▶ [GOAL] All of the records below must be output exactly, with no pictures carried over.

▶ [MATERIAL FOR THE TASK]
☆ ☆ ☆ ☆ ☆ ☆ ☆
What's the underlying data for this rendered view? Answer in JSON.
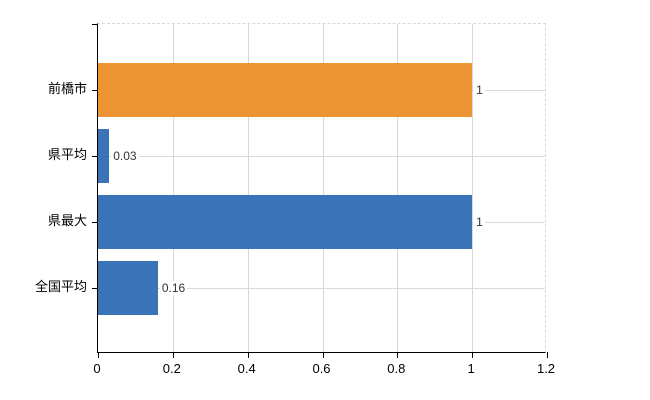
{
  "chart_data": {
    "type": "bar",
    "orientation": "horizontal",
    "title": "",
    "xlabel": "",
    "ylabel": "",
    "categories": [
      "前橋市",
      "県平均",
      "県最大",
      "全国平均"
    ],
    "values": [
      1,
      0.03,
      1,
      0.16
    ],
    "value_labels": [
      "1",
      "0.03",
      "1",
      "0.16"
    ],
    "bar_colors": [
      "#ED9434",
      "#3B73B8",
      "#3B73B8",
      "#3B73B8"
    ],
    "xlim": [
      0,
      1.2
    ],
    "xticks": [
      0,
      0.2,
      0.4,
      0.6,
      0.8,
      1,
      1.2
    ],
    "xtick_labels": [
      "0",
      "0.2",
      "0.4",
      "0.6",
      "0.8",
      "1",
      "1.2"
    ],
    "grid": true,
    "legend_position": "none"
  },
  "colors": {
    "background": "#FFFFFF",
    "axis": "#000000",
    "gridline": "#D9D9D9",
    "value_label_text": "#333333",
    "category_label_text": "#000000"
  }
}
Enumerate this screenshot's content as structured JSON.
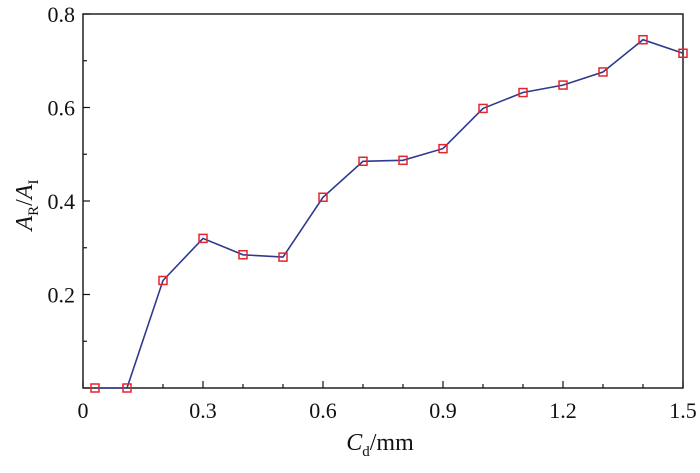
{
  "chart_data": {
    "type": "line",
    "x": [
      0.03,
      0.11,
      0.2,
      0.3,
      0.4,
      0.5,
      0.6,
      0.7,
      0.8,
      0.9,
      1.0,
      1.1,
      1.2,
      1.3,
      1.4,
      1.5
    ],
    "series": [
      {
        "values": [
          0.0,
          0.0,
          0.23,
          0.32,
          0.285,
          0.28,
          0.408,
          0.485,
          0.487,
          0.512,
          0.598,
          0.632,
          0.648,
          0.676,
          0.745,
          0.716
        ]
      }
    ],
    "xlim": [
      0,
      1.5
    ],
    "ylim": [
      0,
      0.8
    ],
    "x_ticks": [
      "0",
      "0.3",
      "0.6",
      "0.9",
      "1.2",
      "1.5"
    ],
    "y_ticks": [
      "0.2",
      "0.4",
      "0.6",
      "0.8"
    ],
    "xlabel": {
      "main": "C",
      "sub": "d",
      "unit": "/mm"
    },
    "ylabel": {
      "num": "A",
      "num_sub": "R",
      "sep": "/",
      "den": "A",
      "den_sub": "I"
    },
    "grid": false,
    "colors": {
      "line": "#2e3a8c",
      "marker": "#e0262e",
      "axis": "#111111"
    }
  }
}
☆ ☆ ☆ ☆ ☆ ☆ ☆
▶ [FINISHED EXERCISE]
What's the underlying data for this rendered view? Answer in JSON.
{
  "chart_data": {
    "type": "bar",
    "orientation": "horizontal",
    "title": "",
    "xlabel": "",
    "ylabel": "",
    "categories": [
      "前橋市",
      "県平均",
      "県最大",
      "全国平均"
    ],
    "values": [
      1,
      0.03,
      1,
      0.16
    ],
    "value_labels": [
      "1",
      "0.03",
      "1",
      "0.16"
    ],
    "bar_colors": [
      "#ED9434",
      "#3B73B8",
      "#3B73B8",
      "#3B73B8"
    ],
    "xlim": [
      0,
      1.2
    ],
    "xticks": [
      0,
      0.2,
      0.4,
      0.6,
      0.8,
      1,
      1.2
    ],
    "xtick_labels": [
      "0",
      "0.2",
      "0.4",
      "0.6",
      "0.8",
      "1",
      "1.2"
    ],
    "grid": true,
    "legend_position": "none"
  },
  "colors": {
    "background": "#FFFFFF",
    "axis": "#000000",
    "gridline": "#D9D9D9",
    "value_label_text": "#333333",
    "category_label_text": "#000000"
  }
}
Enumerate this screenshot's content as structured JSON.
{
  "chart_data": {
    "type": "line",
    "x": [
      0.03,
      0.11,
      0.2,
      0.3,
      0.4,
      0.5,
      0.6,
      0.7,
      0.8,
      0.9,
      1.0,
      1.1,
      1.2,
      1.3,
      1.4,
      1.5
    ],
    "series": [
      {
        "values": [
          0.0,
          0.0,
          0.23,
          0.32,
          0.285,
          0.28,
          0.408,
          0.485,
          0.487,
          0.512,
          0.598,
          0.632,
          0.648,
          0.676,
          0.745,
          0.716
        ]
      }
    ],
    "xlim": [
      0,
      1.5
    ],
    "ylim": [
      0,
      0.8
    ],
    "x_ticks": [
      "0",
      "0.3",
      "0.6",
      "0.9",
      "1.2",
      "1.5"
    ],
    "y_ticks": [
      "0.2",
      "0.4",
      "0.6",
      "0.8"
    ],
    "xlabel": {
      "main": "C",
      "sub": "d",
      "unit": "/mm"
    },
    "ylabel": {
      "num": "A",
      "num_sub": "R",
      "sep": "/",
      "den": "A",
      "den_sub": "I"
    },
    "grid": false,
    "colors": {
      "line": "#2e3a8c",
      "marker": "#e0262e",
      "axis": "#111111"
    }
  }
}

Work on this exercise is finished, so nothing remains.